** Begin AVAILABLE RECORDS **
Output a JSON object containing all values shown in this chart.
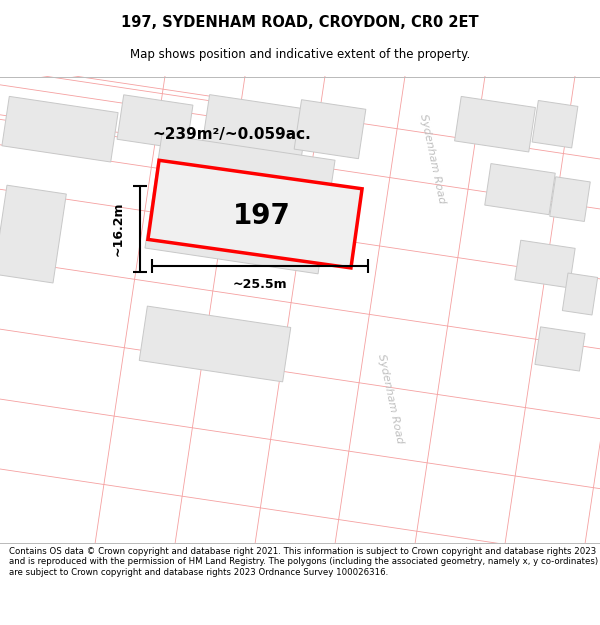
{
  "title_line1": "197, SYDENHAM ROAD, CROYDON, CR0 2ET",
  "title_line2": "Map shows position and indicative extent of the property.",
  "footer_text": "Contains OS data © Crown copyright and database right 2021. This information is subject to Crown copyright and database rights 2023 and is reproduced with the permission of HM Land Registry. The polygons (including the associated geometry, namely x, y co-ordinates) are subject to Crown copyright and database rights 2023 Ordnance Survey 100026316.",
  "area_label": "~239m²/~0.059ac.",
  "number_label": "197",
  "width_label": "~25.5m",
  "height_label": "~16.2m",
  "road_label": "Sydenham Road",
  "bg_color": "#f8f8f8",
  "map_bg": "#f8f8f8",
  "road_fill": "#ffffff",
  "building_fill": "#e8e8e8",
  "building_border": "#c8c8c8",
  "plot_fill": "#eeeeee",
  "plot_border": "#ff0000",
  "pink_color": "#f5a0a0",
  "road_label_color": "#c0c0c0",
  "dim_color": "#000000"
}
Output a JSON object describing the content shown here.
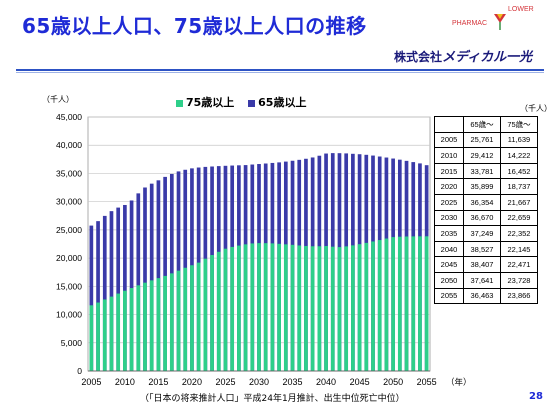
{
  "slide": {
    "title": "65歳以上人口、75歳以上人口の推移",
    "brand_top": "PHARMAC",
    "brand_lower": "LOWER",
    "company_prefix": "株式会社",
    "company_name": "メディカル一光",
    "page_number": "28",
    "source_note": "（「日本の将来推計人口」平成24年1月推計、出生中位死亡中位）",
    "colors": {
      "title": "#1f2bd6",
      "series_75": "#2ecf8a",
      "series_65": "#3a3aa8",
      "rule": "#2d52c4"
    }
  },
  "table": {
    "unit": "（千人）",
    "headers": [
      "",
      "65歳～",
      "75歳～"
    ],
    "rows": [
      [
        "2005",
        "25,761",
        "11,639"
      ],
      [
        "2010",
        "29,412",
        "14,222"
      ],
      [
        "2015",
        "33,781",
        "16,452"
      ],
      [
        "2020",
        "35,899",
        "18,737"
      ],
      [
        "2025",
        "36,354",
        "21,667"
      ],
      [
        "2030",
        "36,670",
        "22,659"
      ],
      [
        "2035",
        "37,249",
        "22,352"
      ],
      [
        "2040",
        "38,527",
        "22,145"
      ],
      [
        "2045",
        "38,407",
        "22,471"
      ],
      [
        "2050",
        "37,641",
        "23,728"
      ],
      [
        "2055",
        "36,463",
        "23,866"
      ]
    ]
  },
  "chart_data": {
    "type": "bar",
    "stacked": false,
    "overlaid": true,
    "unit_label": "（千人）",
    "xlabel_suffix": "（年）",
    "ylim": [
      0,
      45000
    ],
    "yticks": [
      "0",
      "5,000",
      "10,000",
      "15,000",
      "20,000",
      "25,000",
      "30,000",
      "35,000",
      "40,000",
      "45,000"
    ],
    "xtick_labels": [
      "2005",
      "2010",
      "2015",
      "2020",
      "2025",
      "2030",
      "2035",
      "2040",
      "2045",
      "2050",
      "2055"
    ],
    "grid": true,
    "legend_position": "top",
    "x": [
      2005,
      2006,
      2007,
      2008,
      2009,
      2010,
      2011,
      2012,
      2013,
      2014,
      2015,
      2016,
      2017,
      2018,
      2019,
      2020,
      2021,
      2022,
      2023,
      2024,
      2025,
      2026,
      2027,
      2028,
      2029,
      2030,
      2031,
      2032,
      2033,
      2034,
      2035,
      2036,
      2037,
      2038,
      2039,
      2040,
      2041,
      2042,
      2043,
      2044,
      2045,
      2046,
      2047,
      2048,
      2049,
      2050,
      2051,
      2052,
      2053,
      2054,
      2055
    ],
    "series": [
      {
        "name": "75歳以上",
        "color": "#2ecf8a",
        "values": [
          11639,
          12130,
          12670,
          13180,
          13720,
          14222,
          14700,
          15180,
          15650,
          16060,
          16452,
          16850,
          17300,
          17780,
          18290,
          18737,
          19200,
          19900,
          20550,
          21120,
          21667,
          21980,
          22220,
          22440,
          22600,
          22659,
          22650,
          22610,
          22530,
          22440,
          22352,
          22240,
          22150,
          22100,
          22100,
          22145,
          22020,
          21950,
          22080,
          22260,
          22471,
          22700,
          22950,
          23200,
          23470,
          23728,
          23790,
          23830,
          23850,
          23860,
          23866
        ]
      },
      {
        "name": "65歳以上",
        "color": "#3a3aa8",
        "values": [
          25761,
          26550,
          27480,
          28320,
          28950,
          29412,
          30210,
          31470,
          32510,
          33190,
          33781,
          34390,
          34910,
          35360,
          35650,
          35899,
          36050,
          36160,
          36230,
          36300,
          36354,
          36400,
          36440,
          36480,
          36580,
          36670,
          36760,
          36860,
          36960,
          37100,
          37249,
          37410,
          37600,
          37830,
          38140,
          38527,
          38600,
          38590,
          38550,
          38480,
          38407,
          38300,
          38170,
          38000,
          37820,
          37641,
          37440,
          37230,
          37010,
          36780,
          36463
        ]
      }
    ]
  }
}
** End AVAILABLE RECORDS **
GIVEN REQUEST: Quote the full listing above word for word; exclude every picture from the copy.

WRITTEN RESPONSE:
Output a JSON object containing all values shown in this chart.
{
  "title_line1": "197, SYDENHAM ROAD, CROYDON, CR0 2ET",
  "title_line2": "Map shows position and indicative extent of the property.",
  "footer_text": "Contains OS data © Crown copyright and database right 2021. This information is subject to Crown copyright and database rights 2023 and is reproduced with the permission of HM Land Registry. The polygons (including the associated geometry, namely x, y co-ordinates) are subject to Crown copyright and database rights 2023 Ordnance Survey 100026316.",
  "area_label": "~239m²/~0.059ac.",
  "number_label": "197",
  "width_label": "~25.5m",
  "height_label": "~16.2m",
  "road_label": "Sydenham Road",
  "bg_color": "#f8f8f8",
  "map_bg": "#f8f8f8",
  "road_fill": "#ffffff",
  "building_fill": "#e8e8e8",
  "building_border": "#c8c8c8",
  "plot_fill": "#eeeeee",
  "plot_border": "#ff0000",
  "pink_color": "#f5a0a0",
  "road_label_color": "#c0c0c0",
  "dim_color": "#000000"
}
Output a JSON object describing the content shown here.
{
  "slide": {
    "title": "65歳以上人口、75歳以上人口の推移",
    "brand_top": "PHARMAC",
    "brand_lower": "LOWER",
    "company_prefix": "株式会社",
    "company_name": "メディカル一光",
    "page_number": "28",
    "source_note": "（「日本の将来推計人口」平成24年1月推計、出生中位死亡中位）",
    "colors": {
      "title": "#1f2bd6",
      "series_75": "#2ecf8a",
      "series_65": "#3a3aa8",
      "rule": "#2d52c4"
    }
  },
  "table": {
    "unit": "（千人）",
    "headers": [
      "",
      "65歳～",
      "75歳～"
    ],
    "rows": [
      [
        "2005",
        "25,761",
        "11,639"
      ],
      [
        "2010",
        "29,412",
        "14,222"
      ],
      [
        "2015",
        "33,781",
        "16,452"
      ],
      [
        "2020",
        "35,899",
        "18,737"
      ],
      [
        "2025",
        "36,354",
        "21,667"
      ],
      [
        "2030",
        "36,670",
        "22,659"
      ],
      [
        "2035",
        "37,249",
        "22,352"
      ],
      [
        "2040",
        "38,527",
        "22,145"
      ],
      [
        "2045",
        "38,407",
        "22,471"
      ],
      [
        "2050",
        "37,641",
        "23,728"
      ],
      [
        "2055",
        "36,463",
        "23,866"
      ]
    ]
  },
  "chart_data": {
    "type": "bar",
    "stacked": false,
    "overlaid": true,
    "unit_label": "（千人）",
    "xlabel_suffix": "（年）",
    "ylim": [
      0,
      45000
    ],
    "yticks": [
      "0",
      "5,000",
      "10,000",
      "15,000",
      "20,000",
      "25,000",
      "30,000",
      "35,000",
      "40,000",
      "45,000"
    ],
    "xtick_labels": [
      "2005",
      "2010",
      "2015",
      "2020",
      "2025",
      "2030",
      "2035",
      "2040",
      "2045",
      "2050",
      "2055"
    ],
    "grid": true,
    "legend_position": "top",
    "x": [
      2005,
      2006,
      2007,
      2008,
      2009,
      2010,
      2011,
      2012,
      2013,
      2014,
      2015,
      2016,
      2017,
      2018,
      2019,
      2020,
      2021,
      2022,
      2023,
      2024,
      2025,
      2026,
      2027,
      2028,
      2029,
      2030,
      2031,
      2032,
      2033,
      2034,
      2035,
      2036,
      2037,
      2038,
      2039,
      2040,
      2041,
      2042,
      2043,
      2044,
      2045,
      2046,
      2047,
      2048,
      2049,
      2050,
      2051,
      2052,
      2053,
      2054,
      2055
    ],
    "series": [
      {
        "name": "75歳以上",
        "color": "#2ecf8a",
        "values": [
          11639,
          12130,
          12670,
          13180,
          13720,
          14222,
          14700,
          15180,
          15650,
          16060,
          16452,
          16850,
          17300,
          17780,
          18290,
          18737,
          19200,
          19900,
          20550,
          21120,
          21667,
          21980,
          22220,
          22440,
          22600,
          22659,
          22650,
          22610,
          22530,
          22440,
          22352,
          22240,
          22150,
          22100,
          22100,
          22145,
          22020,
          21950,
          22080,
          22260,
          22471,
          22700,
          22950,
          23200,
          23470,
          23728,
          23790,
          23830,
          23850,
          23860,
          23866
        ]
      },
      {
        "name": "65歳以上",
        "color": "#3a3aa8",
        "values": [
          25761,
          26550,
          27480,
          28320,
          28950,
          29412,
          30210,
          31470,
          32510,
          33190,
          33781,
          34390,
          34910,
          35360,
          35650,
          35899,
          36050,
          36160,
          36230,
          36300,
          36354,
          36400,
          36440,
          36480,
          36580,
          36670,
          36760,
          36860,
          36960,
          37100,
          37249,
          37410,
          37600,
          37830,
          38140,
          38527,
          38600,
          38590,
          38550,
          38480,
          38407,
          38300,
          38170,
          38000,
          37820,
          37641,
          37440,
          37230,
          37010,
          36780,
          36463
        ]
      }
    ]
  }
}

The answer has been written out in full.